● **What you should do**: Can you turn the records into a Markdown table with the columns Row and Line, starting at the first line and ending at the line that contains "- brand-logo: VINGA: [12, 8, 116, 33]", and leave out any blank lines?

------------------------------------

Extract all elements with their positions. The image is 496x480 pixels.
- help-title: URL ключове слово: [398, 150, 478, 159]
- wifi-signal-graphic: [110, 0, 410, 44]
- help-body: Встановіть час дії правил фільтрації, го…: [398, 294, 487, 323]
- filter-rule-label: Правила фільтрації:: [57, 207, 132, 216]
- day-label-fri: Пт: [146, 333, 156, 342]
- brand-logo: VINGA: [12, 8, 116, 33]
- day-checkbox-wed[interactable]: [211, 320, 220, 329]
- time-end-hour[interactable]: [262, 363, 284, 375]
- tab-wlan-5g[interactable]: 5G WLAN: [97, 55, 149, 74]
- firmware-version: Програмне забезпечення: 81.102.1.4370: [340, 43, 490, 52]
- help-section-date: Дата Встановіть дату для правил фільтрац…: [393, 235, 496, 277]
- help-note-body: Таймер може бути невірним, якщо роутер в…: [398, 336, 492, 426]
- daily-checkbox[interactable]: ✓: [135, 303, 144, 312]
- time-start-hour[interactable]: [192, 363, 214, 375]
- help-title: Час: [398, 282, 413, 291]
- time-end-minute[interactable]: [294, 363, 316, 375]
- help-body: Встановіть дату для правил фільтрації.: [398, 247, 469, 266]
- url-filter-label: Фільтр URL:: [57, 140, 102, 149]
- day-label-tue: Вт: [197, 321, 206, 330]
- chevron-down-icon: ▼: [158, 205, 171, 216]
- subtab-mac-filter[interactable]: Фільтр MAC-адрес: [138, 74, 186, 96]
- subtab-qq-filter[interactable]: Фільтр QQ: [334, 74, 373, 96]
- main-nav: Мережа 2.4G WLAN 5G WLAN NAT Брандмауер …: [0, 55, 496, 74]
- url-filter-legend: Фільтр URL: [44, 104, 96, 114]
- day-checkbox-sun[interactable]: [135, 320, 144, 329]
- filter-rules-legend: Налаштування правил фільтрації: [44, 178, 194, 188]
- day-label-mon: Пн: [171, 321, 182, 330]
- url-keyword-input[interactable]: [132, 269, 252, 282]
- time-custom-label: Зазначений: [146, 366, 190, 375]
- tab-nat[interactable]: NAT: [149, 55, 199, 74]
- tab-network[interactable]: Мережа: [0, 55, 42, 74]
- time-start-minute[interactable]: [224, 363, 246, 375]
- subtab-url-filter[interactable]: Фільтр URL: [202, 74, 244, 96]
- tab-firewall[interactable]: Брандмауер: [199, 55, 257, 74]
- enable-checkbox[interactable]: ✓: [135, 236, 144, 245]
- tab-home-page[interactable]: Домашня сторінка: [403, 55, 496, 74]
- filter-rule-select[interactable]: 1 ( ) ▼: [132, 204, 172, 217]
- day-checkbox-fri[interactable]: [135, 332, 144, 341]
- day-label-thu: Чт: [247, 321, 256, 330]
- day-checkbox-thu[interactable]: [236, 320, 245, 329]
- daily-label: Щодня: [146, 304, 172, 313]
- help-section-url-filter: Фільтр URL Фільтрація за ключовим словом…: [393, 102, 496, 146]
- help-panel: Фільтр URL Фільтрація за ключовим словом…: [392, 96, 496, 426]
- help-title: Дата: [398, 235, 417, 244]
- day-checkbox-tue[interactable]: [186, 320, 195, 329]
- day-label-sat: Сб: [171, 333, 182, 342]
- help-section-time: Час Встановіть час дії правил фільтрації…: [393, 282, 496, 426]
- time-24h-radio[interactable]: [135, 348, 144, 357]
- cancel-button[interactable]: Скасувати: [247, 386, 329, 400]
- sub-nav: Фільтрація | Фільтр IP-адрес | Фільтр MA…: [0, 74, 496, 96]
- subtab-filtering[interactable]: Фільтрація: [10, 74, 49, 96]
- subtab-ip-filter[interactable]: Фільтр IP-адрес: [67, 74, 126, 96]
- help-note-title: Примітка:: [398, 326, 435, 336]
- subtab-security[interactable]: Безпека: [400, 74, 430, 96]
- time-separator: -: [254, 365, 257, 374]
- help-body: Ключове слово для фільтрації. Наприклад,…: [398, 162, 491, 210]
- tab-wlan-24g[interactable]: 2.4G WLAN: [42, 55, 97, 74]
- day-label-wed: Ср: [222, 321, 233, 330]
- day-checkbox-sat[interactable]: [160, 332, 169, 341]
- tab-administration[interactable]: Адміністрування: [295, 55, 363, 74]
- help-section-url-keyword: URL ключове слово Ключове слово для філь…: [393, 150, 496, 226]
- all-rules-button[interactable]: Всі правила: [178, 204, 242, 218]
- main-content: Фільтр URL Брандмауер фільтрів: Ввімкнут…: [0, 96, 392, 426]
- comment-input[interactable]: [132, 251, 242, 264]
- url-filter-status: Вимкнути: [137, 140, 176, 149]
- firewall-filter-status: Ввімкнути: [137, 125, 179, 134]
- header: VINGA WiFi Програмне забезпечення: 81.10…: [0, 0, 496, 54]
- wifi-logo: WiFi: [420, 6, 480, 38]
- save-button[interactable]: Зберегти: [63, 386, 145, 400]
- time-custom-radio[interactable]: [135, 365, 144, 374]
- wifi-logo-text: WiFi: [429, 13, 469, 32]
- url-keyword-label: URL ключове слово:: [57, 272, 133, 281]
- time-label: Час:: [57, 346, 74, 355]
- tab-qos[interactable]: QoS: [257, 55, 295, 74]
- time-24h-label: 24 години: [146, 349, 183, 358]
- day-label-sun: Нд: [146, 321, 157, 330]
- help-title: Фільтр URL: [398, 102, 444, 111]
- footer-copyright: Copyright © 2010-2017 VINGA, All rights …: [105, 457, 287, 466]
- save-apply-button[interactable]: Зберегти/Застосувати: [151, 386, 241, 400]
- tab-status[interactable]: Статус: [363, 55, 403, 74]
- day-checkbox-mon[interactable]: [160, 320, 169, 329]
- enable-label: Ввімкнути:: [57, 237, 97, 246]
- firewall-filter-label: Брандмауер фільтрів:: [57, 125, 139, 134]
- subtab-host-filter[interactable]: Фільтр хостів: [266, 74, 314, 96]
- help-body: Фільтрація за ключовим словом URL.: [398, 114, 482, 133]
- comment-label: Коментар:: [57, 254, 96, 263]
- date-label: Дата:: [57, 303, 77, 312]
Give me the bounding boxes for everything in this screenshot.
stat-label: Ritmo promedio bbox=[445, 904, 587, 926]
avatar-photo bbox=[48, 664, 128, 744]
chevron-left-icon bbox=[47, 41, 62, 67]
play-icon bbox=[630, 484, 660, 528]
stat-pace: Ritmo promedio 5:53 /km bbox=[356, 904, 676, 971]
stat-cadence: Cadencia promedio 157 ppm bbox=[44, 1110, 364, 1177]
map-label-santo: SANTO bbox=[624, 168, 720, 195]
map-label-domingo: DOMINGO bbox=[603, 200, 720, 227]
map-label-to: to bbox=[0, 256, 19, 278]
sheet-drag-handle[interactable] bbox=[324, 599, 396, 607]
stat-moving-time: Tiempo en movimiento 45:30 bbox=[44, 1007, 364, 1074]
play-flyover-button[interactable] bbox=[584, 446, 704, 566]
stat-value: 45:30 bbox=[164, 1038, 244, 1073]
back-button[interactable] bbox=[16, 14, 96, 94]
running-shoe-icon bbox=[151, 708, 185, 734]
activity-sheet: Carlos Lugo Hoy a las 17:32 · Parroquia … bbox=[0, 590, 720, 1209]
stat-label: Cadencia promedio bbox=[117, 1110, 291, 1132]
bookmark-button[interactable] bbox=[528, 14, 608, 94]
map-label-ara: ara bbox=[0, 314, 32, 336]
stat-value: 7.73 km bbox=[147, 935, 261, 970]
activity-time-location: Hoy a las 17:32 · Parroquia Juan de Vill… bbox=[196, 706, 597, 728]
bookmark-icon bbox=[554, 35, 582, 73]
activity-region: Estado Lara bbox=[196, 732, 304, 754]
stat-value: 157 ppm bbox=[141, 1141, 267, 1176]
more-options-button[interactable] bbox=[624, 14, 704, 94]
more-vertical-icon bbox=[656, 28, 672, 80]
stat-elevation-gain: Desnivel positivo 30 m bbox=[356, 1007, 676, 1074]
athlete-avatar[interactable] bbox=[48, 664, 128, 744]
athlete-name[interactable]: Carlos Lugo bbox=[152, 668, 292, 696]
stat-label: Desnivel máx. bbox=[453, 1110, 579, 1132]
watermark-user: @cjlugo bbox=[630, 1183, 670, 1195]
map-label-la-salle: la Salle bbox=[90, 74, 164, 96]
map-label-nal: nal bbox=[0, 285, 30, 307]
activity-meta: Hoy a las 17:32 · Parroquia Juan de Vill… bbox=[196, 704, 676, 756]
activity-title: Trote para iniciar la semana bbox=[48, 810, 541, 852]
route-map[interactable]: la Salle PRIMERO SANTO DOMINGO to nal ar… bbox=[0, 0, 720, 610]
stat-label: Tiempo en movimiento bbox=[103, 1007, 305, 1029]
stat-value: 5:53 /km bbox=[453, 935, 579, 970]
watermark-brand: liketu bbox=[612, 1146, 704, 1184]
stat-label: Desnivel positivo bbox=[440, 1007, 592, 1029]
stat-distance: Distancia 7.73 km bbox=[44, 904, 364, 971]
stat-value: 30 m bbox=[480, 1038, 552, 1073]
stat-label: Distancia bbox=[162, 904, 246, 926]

------------------------------------

● **Answer**:
| Row | Line |
|---|---|
| 1 | Extract all elements with their positions. The image is 496x480 pixels. |
| 2 | - help-title: URL ключове слово: [398, 150, 478, 159] |
| 3 | - wifi-signal-graphic: [110, 0, 410, 44] |
| 4 | - help-body: Встановіть час дії правил фільтрації, го…: [398, 294, 487, 323] |
| 5 | - filter-rule-label: Правила фільтрації:: [57, 207, 132, 216] |
| 6 | - day-label-fri: Пт: [146, 333, 156, 342] |
| 7 | - brand-logo: VINGA: [12, 8, 116, 33] |